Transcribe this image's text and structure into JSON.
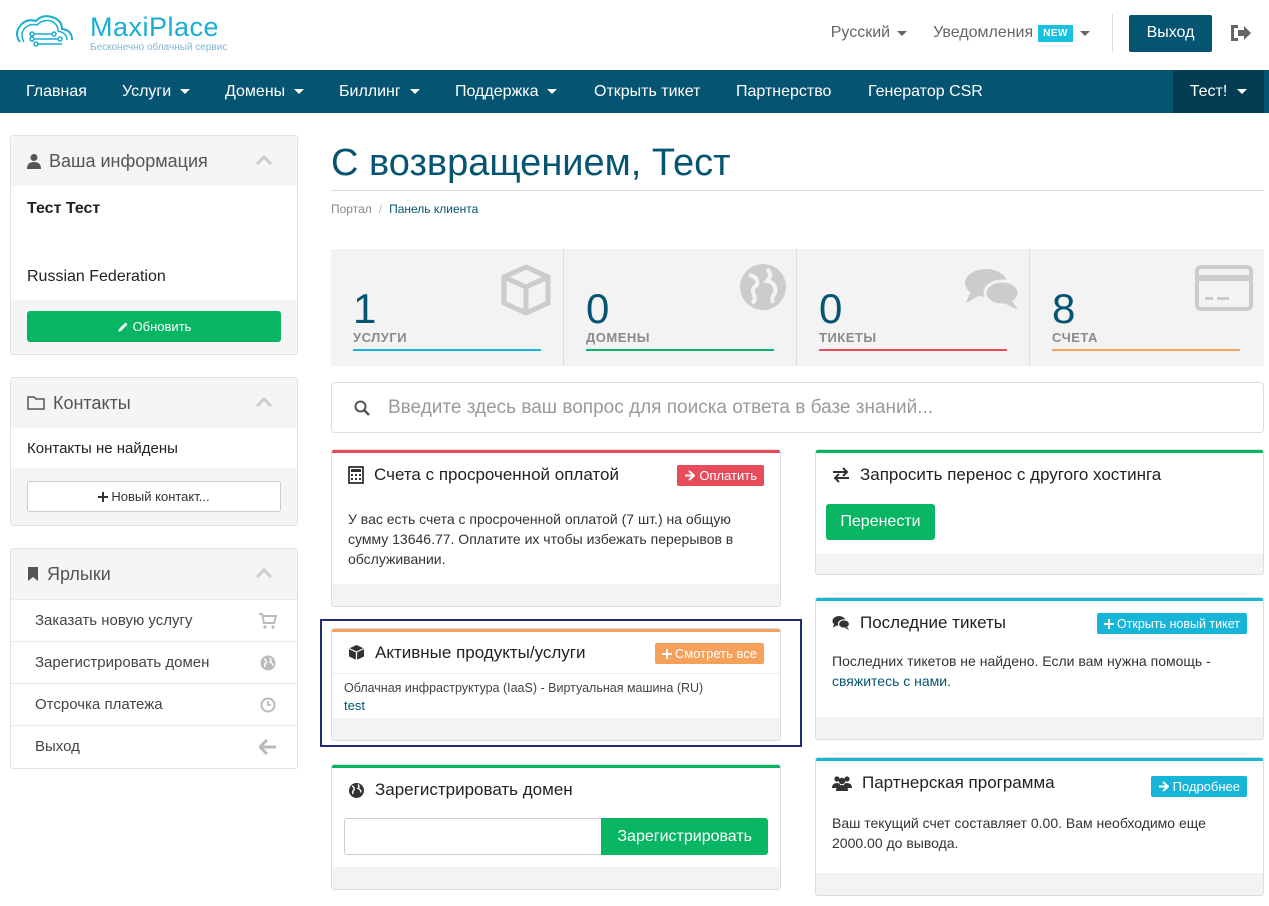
{
  "brand": {
    "name": "MaxiPlace",
    "tagline": "Бесконечно облачный сервис",
    "color": "#1aaed6"
  },
  "header": {
    "language": "Русский",
    "notifications": "Уведомления",
    "new_badge": "NEW",
    "logout": "Выход"
  },
  "nav": {
    "items": [
      "Главная",
      "Услуги",
      "Домены",
      "Биллинг",
      "Поддержка",
      "Открыть тикет",
      "Партнерство",
      "Генератор CSR"
    ],
    "user": "Тест!"
  },
  "sidebar": {
    "info": {
      "title": "Ваша информация",
      "name": "Тест Тест",
      "country": "Russian Federation",
      "update_button": "Обновить"
    },
    "contacts": {
      "title": "Контакты",
      "empty": "Контакты не найдены",
      "new_button": "Новый контакт..."
    },
    "shortcuts": {
      "title": "Ярлыки",
      "items": [
        {
          "label": "Заказать новую услугу",
          "icon": "cart-icon"
        },
        {
          "label": "Зарегистрировать домен",
          "icon": "globe-icon"
        },
        {
          "label": "Отсрочка платежа",
          "icon": "clock-icon"
        },
        {
          "label": "Выход",
          "icon": "arrow-left-icon"
        }
      ]
    }
  },
  "main": {
    "title": "С возвращением, Тест",
    "breadcrumb": [
      "Портал",
      "Панель клиента"
    ],
    "stats": [
      {
        "value": "1",
        "label": "УСЛУГИ",
        "color": "#17b6d9",
        "icon": "cube-icon"
      },
      {
        "value": "0",
        "label": "ДОМЕНЫ",
        "color": "#08b562",
        "icon": "globe-icon"
      },
      {
        "value": "0",
        "label": "ТИКЕТЫ",
        "color": "#e84c5a",
        "icon": "comments-icon"
      },
      {
        "value": "8",
        "label": "СЧЕТА",
        "color": "#f5a05b",
        "icon": "credit-card-icon"
      }
    ],
    "kb_search_placeholder": "Введите здесь ваш вопрос для поиска ответа в базе знаний...",
    "overdue": {
      "title": "Счета с просроченной оплатой",
      "button": "Оплатить",
      "text": "У вас есть счета с просроченной оплатой (7 шт.) на общую сумму 13646.77. Оплатите их чтобы избежать перерывов в обслуживании."
    },
    "products": {
      "title": "Активные продукты/услуги",
      "button": "Смотреть все",
      "product": "Облачная инфраструктура (IaaS) - Виртуальная машина (RU)",
      "product_link": "test"
    },
    "register_domain": {
      "title": "Зарегистрировать домен",
      "button": "Зарегистрировать",
      "input_value": ""
    },
    "transfer": {
      "title": "Запросить перенос с другого хостинга",
      "button": "Перенести"
    },
    "tickets": {
      "title": "Последние тикеты",
      "button": "Открыть новый тикет",
      "text": "Последних тикетов не найдено. Если вам нужна помощь -",
      "link": "свяжитесь с нами",
      "text_end": "."
    },
    "affiliate": {
      "title": "Партнерская программа",
      "button": "Подробнее",
      "text": "Ваш текущий счет составляет 0.00. Вам необходимо еще 2000.00 до вывода."
    }
  }
}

-=-=-

- _Set task_: Where a line in the entries holds the word "Открыть", copy that line.

- _Answer to the task_:
      "Открыть тикет",
      "button": "Открыть новый тикет",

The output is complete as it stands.